— Stored rows —
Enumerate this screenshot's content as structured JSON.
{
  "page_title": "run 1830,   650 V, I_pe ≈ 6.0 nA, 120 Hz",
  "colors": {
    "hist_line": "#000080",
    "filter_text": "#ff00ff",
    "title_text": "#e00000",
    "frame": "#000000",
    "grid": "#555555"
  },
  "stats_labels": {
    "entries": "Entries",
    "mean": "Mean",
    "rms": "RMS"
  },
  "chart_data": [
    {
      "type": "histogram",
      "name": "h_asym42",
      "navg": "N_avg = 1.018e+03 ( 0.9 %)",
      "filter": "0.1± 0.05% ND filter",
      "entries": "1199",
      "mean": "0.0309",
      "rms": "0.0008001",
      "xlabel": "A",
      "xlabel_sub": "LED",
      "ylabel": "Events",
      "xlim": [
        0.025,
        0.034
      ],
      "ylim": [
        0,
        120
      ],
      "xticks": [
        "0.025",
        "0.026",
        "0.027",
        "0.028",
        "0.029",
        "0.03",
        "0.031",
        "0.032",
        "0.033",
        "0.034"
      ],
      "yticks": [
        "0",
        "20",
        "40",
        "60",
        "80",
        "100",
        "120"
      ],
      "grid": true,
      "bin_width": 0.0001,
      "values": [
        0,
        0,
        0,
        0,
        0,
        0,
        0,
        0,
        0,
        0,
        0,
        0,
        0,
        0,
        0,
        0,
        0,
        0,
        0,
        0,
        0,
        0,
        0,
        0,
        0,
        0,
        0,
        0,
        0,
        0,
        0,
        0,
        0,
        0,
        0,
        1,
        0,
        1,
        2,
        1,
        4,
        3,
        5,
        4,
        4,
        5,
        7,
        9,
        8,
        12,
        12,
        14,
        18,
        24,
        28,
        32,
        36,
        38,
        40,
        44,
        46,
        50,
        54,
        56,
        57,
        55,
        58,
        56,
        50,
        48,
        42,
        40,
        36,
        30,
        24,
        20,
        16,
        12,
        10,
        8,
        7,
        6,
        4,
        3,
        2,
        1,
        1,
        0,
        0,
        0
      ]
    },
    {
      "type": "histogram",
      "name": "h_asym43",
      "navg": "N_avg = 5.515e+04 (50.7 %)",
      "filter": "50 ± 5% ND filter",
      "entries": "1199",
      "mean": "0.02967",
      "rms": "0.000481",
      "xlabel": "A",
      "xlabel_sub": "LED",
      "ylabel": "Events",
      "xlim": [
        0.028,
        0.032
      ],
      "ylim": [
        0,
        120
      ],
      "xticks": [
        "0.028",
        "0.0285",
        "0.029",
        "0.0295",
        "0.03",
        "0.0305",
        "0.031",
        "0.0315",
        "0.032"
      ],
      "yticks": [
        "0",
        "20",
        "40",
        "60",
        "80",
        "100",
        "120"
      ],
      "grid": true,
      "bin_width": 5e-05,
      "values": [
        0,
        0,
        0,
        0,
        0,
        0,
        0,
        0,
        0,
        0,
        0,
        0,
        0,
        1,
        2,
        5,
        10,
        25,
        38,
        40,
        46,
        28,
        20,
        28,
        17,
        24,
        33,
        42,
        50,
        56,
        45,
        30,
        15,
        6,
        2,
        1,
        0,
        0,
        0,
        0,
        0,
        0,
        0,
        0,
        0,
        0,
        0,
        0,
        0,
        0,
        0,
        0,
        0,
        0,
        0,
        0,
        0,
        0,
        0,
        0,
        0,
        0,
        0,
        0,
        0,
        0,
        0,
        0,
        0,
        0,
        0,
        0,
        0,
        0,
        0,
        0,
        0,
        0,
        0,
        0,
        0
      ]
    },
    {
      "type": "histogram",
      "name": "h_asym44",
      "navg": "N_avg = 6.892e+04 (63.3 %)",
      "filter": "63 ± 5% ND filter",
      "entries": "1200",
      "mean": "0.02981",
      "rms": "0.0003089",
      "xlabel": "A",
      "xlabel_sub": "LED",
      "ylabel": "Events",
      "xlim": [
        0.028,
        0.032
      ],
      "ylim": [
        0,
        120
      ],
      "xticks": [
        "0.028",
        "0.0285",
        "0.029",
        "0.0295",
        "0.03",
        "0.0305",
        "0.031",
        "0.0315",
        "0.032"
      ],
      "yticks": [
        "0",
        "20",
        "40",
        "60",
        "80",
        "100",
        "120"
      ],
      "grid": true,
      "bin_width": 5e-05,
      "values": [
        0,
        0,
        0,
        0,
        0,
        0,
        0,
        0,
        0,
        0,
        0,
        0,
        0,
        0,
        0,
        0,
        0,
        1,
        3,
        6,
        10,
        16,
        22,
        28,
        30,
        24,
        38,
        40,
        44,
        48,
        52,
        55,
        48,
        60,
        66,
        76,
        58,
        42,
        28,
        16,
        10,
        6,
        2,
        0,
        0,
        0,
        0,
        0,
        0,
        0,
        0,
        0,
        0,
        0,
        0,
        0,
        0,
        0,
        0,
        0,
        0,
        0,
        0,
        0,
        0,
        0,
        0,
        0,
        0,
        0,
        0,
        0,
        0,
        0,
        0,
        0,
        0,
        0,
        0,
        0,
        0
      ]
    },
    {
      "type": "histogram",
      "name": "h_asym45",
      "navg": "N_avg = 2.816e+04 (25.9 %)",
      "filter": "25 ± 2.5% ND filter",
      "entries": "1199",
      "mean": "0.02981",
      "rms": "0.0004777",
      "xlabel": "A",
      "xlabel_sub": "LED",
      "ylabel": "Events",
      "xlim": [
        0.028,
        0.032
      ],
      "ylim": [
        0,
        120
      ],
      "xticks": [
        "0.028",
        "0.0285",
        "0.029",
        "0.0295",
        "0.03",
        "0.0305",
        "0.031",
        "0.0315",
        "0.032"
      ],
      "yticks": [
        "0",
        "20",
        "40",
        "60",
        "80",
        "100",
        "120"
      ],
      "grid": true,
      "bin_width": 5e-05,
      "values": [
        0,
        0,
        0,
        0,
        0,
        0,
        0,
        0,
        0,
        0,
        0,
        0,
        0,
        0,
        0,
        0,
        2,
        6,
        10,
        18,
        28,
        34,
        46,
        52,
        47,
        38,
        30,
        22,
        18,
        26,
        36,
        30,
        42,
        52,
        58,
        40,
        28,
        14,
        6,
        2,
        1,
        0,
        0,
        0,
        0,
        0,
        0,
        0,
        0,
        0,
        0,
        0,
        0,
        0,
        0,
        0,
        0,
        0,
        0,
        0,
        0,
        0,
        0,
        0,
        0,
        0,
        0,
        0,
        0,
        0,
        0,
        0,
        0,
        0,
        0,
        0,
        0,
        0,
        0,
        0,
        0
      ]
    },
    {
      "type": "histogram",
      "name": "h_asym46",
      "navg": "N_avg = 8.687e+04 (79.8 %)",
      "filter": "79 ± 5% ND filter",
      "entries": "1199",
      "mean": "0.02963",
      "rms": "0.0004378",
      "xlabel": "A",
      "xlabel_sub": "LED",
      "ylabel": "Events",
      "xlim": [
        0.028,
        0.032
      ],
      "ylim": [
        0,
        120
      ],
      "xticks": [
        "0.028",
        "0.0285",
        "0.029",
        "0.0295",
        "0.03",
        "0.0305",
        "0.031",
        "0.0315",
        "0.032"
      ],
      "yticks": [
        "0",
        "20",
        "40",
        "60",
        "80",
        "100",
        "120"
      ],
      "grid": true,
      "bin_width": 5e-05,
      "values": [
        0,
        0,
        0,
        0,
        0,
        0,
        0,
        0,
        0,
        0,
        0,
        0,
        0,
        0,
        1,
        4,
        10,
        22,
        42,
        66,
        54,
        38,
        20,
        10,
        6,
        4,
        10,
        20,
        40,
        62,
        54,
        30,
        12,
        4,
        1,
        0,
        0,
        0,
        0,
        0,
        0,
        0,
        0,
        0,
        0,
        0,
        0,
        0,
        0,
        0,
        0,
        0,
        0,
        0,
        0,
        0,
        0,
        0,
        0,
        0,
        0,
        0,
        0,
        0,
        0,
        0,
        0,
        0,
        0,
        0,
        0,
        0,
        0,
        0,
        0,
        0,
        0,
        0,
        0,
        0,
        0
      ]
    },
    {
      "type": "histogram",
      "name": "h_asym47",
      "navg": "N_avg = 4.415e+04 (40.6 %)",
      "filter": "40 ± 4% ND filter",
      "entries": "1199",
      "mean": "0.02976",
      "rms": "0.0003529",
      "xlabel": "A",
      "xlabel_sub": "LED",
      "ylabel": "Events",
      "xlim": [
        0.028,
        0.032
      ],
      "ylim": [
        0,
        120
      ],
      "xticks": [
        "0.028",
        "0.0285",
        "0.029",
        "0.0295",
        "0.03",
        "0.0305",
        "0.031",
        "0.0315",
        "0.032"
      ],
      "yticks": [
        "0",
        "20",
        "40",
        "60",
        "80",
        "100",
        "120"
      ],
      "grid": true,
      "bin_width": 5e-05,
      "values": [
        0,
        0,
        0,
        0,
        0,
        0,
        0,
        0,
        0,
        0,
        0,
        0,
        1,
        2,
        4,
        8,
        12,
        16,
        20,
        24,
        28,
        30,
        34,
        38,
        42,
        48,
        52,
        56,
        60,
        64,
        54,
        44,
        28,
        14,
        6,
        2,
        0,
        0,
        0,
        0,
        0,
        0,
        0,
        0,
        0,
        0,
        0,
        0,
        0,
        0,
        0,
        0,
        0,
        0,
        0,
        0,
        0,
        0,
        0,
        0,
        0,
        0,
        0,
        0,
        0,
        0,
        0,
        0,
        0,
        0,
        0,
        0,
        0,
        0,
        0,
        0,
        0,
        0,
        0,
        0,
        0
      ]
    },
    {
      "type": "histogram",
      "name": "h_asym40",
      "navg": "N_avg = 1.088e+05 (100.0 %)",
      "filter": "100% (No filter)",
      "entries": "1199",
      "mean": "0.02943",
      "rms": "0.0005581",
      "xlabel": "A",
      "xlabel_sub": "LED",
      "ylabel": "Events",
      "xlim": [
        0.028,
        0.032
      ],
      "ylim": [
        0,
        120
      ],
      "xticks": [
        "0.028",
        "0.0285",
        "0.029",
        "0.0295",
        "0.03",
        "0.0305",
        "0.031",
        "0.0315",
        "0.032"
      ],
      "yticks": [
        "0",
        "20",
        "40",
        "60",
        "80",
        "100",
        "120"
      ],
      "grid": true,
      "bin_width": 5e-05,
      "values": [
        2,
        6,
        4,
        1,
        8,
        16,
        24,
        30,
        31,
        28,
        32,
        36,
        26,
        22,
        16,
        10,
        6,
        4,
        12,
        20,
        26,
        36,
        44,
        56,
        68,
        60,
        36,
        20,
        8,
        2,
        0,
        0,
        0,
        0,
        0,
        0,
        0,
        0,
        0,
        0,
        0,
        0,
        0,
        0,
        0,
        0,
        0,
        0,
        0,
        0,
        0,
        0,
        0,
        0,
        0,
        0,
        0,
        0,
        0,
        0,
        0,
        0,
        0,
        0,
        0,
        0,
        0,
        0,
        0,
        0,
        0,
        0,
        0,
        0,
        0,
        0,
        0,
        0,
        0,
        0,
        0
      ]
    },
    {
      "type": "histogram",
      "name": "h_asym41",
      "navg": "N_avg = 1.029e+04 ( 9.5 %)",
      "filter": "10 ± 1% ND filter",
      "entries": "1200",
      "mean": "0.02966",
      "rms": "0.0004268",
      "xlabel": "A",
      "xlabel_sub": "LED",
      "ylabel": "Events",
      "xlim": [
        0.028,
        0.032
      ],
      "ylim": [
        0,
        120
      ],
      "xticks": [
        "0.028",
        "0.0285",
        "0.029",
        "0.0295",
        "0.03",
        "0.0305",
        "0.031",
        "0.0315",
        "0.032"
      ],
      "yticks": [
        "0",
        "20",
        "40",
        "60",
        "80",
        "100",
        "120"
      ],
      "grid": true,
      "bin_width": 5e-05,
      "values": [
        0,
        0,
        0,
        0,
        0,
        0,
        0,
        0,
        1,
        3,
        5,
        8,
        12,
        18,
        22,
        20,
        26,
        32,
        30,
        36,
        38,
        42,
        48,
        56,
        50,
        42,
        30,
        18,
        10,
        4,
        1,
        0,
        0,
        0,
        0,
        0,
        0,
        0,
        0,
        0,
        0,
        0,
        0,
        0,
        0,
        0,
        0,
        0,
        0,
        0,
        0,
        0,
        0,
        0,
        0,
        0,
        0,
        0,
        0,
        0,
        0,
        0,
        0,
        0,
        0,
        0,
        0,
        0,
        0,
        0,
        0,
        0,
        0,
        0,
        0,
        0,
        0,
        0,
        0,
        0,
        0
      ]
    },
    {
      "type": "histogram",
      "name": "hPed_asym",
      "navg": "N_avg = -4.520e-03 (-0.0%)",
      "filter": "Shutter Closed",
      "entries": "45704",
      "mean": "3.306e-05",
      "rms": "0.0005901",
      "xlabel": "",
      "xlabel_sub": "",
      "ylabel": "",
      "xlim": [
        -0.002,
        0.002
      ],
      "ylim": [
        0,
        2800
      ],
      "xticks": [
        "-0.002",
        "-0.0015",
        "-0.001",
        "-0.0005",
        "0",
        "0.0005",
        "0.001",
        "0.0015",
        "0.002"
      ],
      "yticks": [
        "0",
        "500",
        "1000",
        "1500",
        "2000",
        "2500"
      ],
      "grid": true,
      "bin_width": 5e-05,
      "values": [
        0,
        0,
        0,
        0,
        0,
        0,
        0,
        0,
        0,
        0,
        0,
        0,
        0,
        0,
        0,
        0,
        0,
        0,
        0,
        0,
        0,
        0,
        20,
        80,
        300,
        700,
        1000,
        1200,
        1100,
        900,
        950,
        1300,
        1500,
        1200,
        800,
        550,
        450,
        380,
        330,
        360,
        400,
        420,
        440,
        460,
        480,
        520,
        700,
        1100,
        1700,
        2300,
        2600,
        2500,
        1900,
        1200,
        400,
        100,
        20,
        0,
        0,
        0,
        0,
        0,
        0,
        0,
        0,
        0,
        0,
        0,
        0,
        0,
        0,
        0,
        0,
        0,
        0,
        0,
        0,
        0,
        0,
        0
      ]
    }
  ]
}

— Stated problem —
Using the records given above, list every line that includes the word "navg".

— Solution for this task —
      "navg": "N_avg = 1.018e+03 ( 0.9 %)",
      "navg": "N_avg = 5.515e+04 (50.7 %)",
      "navg": "N_avg = 6.892e+04 (63.3 %)",
      "navg": "N_avg = 2.816e+04 (25.9 %)",
      "navg": "N_avg = 8.687e+04 (79.8 %)",
      "navg": "N_avg = 4.415e+04 (40.6 %)",
      "navg": "N_avg = 1.088e+05 (100.0 %)",
      "navg": "N_avg = 1.029e+04 ( 9.5 %)",
      "navg": "N_avg = -4.520e-03 (-0.0%)",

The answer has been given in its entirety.